* [Your objective]
Look through the material below. Copy each line that contains the string "JSON".

:: Input

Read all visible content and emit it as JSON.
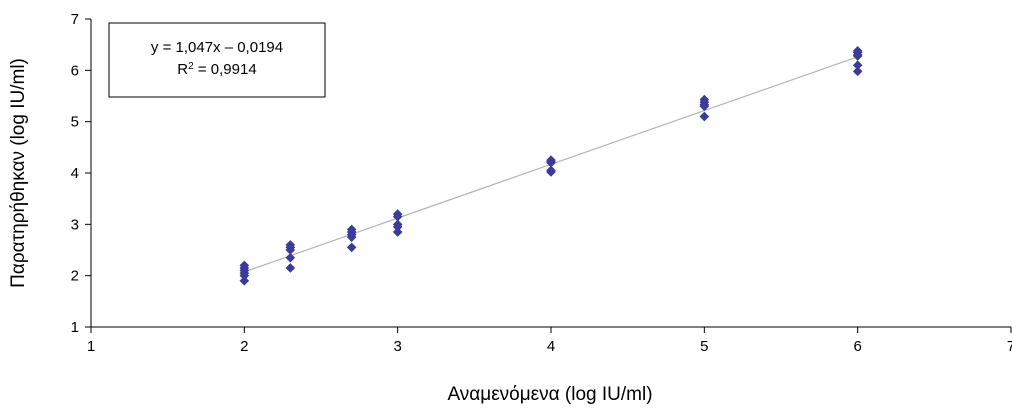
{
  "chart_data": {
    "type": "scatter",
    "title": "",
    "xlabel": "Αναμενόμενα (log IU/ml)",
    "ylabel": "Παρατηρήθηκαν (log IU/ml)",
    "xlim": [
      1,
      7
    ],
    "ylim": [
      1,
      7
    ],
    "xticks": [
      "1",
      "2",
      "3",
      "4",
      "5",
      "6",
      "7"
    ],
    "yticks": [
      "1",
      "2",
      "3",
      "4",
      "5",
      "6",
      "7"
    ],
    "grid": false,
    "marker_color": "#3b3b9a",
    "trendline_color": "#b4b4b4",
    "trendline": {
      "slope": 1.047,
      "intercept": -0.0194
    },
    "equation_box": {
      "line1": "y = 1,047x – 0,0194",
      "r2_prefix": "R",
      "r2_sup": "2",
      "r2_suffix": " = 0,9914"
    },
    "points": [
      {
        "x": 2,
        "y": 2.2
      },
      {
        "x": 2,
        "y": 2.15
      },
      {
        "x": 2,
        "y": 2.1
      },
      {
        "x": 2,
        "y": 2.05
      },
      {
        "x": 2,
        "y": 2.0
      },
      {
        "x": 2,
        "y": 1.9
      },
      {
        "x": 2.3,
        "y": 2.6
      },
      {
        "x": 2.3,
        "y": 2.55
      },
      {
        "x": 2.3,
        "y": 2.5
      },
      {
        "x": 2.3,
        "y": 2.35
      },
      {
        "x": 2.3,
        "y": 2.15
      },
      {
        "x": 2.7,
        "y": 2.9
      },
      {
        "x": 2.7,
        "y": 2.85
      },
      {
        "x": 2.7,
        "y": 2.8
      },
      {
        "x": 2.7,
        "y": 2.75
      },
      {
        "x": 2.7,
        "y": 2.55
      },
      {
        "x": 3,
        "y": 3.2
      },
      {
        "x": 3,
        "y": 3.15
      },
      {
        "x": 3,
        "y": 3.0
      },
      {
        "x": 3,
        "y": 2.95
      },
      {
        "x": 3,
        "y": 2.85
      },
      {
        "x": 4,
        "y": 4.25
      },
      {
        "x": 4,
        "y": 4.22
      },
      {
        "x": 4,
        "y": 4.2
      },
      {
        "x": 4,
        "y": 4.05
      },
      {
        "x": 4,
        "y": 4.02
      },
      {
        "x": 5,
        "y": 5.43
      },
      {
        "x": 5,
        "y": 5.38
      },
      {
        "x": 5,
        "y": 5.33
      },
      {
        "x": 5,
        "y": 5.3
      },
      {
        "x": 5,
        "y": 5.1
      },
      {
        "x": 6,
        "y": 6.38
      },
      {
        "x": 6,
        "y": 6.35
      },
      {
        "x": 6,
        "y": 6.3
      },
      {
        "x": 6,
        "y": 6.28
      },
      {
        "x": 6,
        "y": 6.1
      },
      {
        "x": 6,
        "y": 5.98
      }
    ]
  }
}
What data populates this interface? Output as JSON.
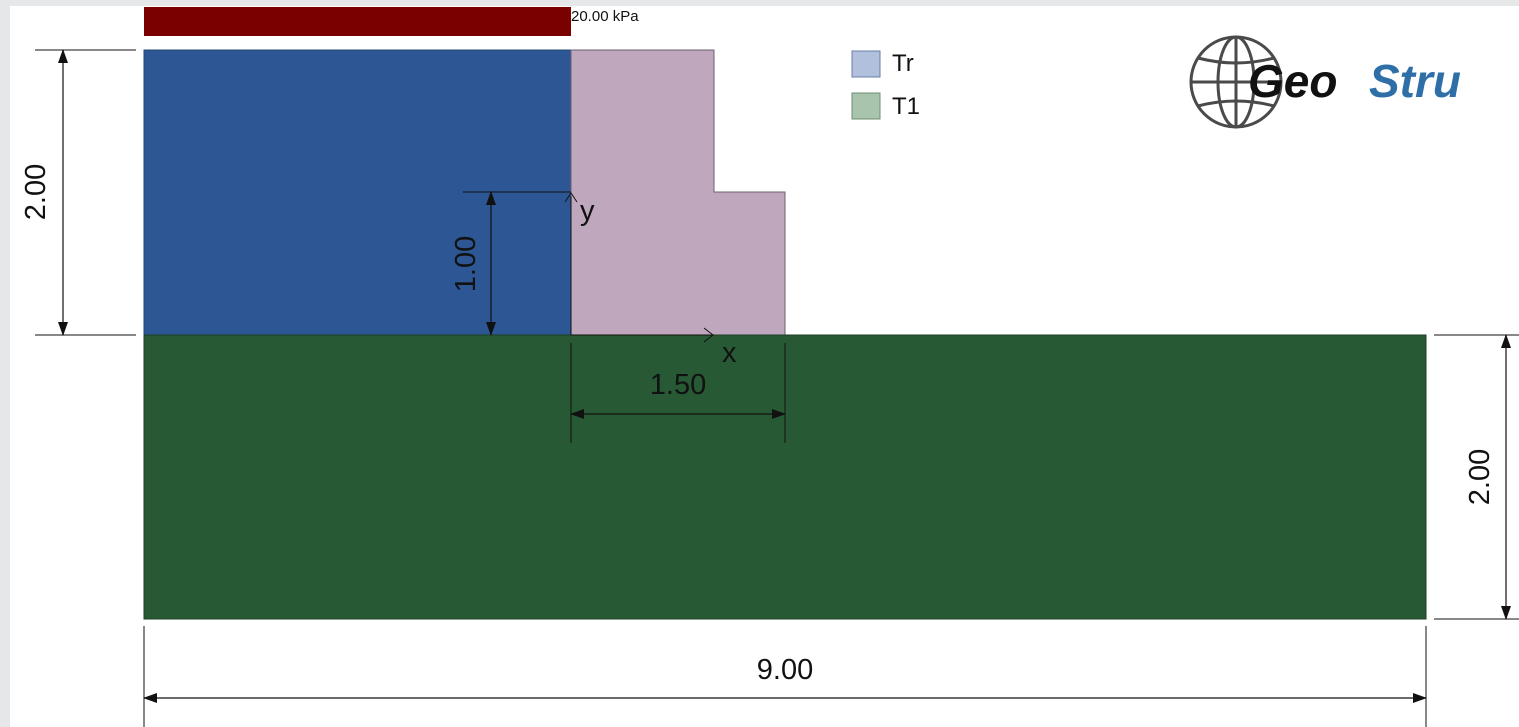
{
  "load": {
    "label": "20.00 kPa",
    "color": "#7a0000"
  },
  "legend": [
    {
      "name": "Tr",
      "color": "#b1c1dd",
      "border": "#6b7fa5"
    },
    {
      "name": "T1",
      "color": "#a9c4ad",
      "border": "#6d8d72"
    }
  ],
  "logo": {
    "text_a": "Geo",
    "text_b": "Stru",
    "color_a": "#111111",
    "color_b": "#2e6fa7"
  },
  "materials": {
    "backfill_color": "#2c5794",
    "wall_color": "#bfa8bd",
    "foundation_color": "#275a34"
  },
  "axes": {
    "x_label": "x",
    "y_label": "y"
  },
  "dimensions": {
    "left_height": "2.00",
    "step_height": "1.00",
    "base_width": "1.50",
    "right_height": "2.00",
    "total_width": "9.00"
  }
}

::::

* [Exercise result]
Read all visible content and emit it as JSON.
What data populates this interface? Output as JSON.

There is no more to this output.